- [Aim of the task]: Copy down every line where the string "RTDS" shows up.

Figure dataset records
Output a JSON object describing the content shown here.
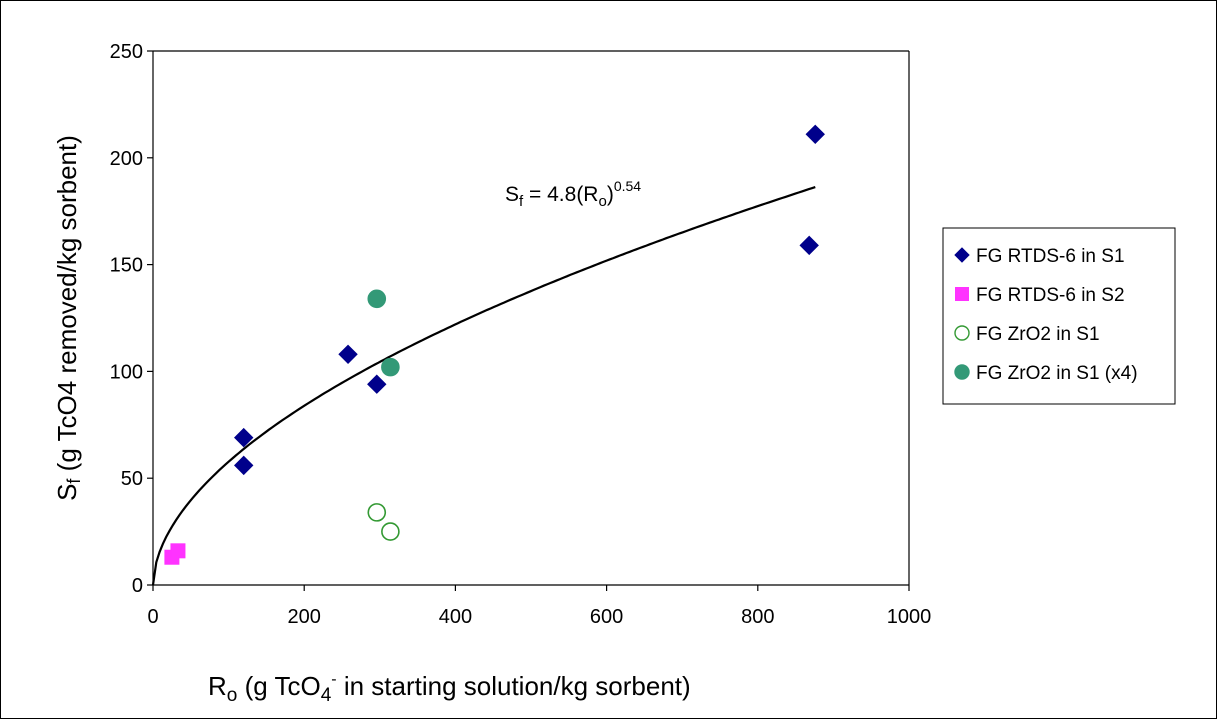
{
  "chart_data": {
    "type": "scatter",
    "title": "",
    "xlabel": {
      "prefix": "R",
      "sub": "o",
      "mid": " (g TcO",
      "sub2": "4",
      "sup": "-",
      "suffix": " in starting solution/kg sorbent)"
    },
    "ylabel": {
      "prefix": "S",
      "sub": "f",
      "rest": "  (g TcO4  removed/kg  sorbent)"
    },
    "xlim": [
      0,
      1000
    ],
    "ylim": [
      0,
      250
    ],
    "xticks": [
      0,
      200,
      400,
      600,
      800,
      1000
    ],
    "yticks": [
      0,
      50,
      100,
      150,
      200,
      250
    ],
    "grid": false,
    "legend_position": "right",
    "series": [
      {
        "name": "FG RTDS-6 in S1",
        "marker": "diamond",
        "color": "#00008B",
        "filled": true,
        "points": [
          [
            120,
            69
          ],
          [
            120,
            56
          ],
          [
            258,
            108
          ],
          [
            296,
            94
          ],
          [
            868,
            159
          ],
          [
            876,
            211
          ]
        ]
      },
      {
        "name": "FG RTDS-6 in S2",
        "marker": "square",
        "color": "#FF33FF",
        "filled": true,
        "points": [
          [
            25,
            13
          ],
          [
            33,
            16
          ]
        ]
      },
      {
        "name": "FG ZrO2 in S1",
        "marker": "circle",
        "color": "#339933",
        "filled": false,
        "points": [
          [
            296,
            34
          ],
          [
            314,
            25
          ]
        ]
      },
      {
        "name": "FG ZrO2 in S1 (x4)",
        "marker": "circle",
        "color": "#339977",
        "filled": true,
        "points": [
          [
            296,
            134
          ],
          [
            314,
            102
          ]
        ]
      }
    ],
    "fit": {
      "coefficient": 4.8,
      "exponent": 0.54,
      "x_range": [
        0,
        876
      ],
      "label": {
        "lhs": "S",
        "lhs_sub": "f",
        "mid": " = 4.8(R",
        "mid_sub": "o",
        "close": ")",
        "exp": "0.54"
      }
    }
  }
}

- [Problem solution]:
        "name": "FG RTDS-6 in S1",
        "name": "FG RTDS-6 in S2",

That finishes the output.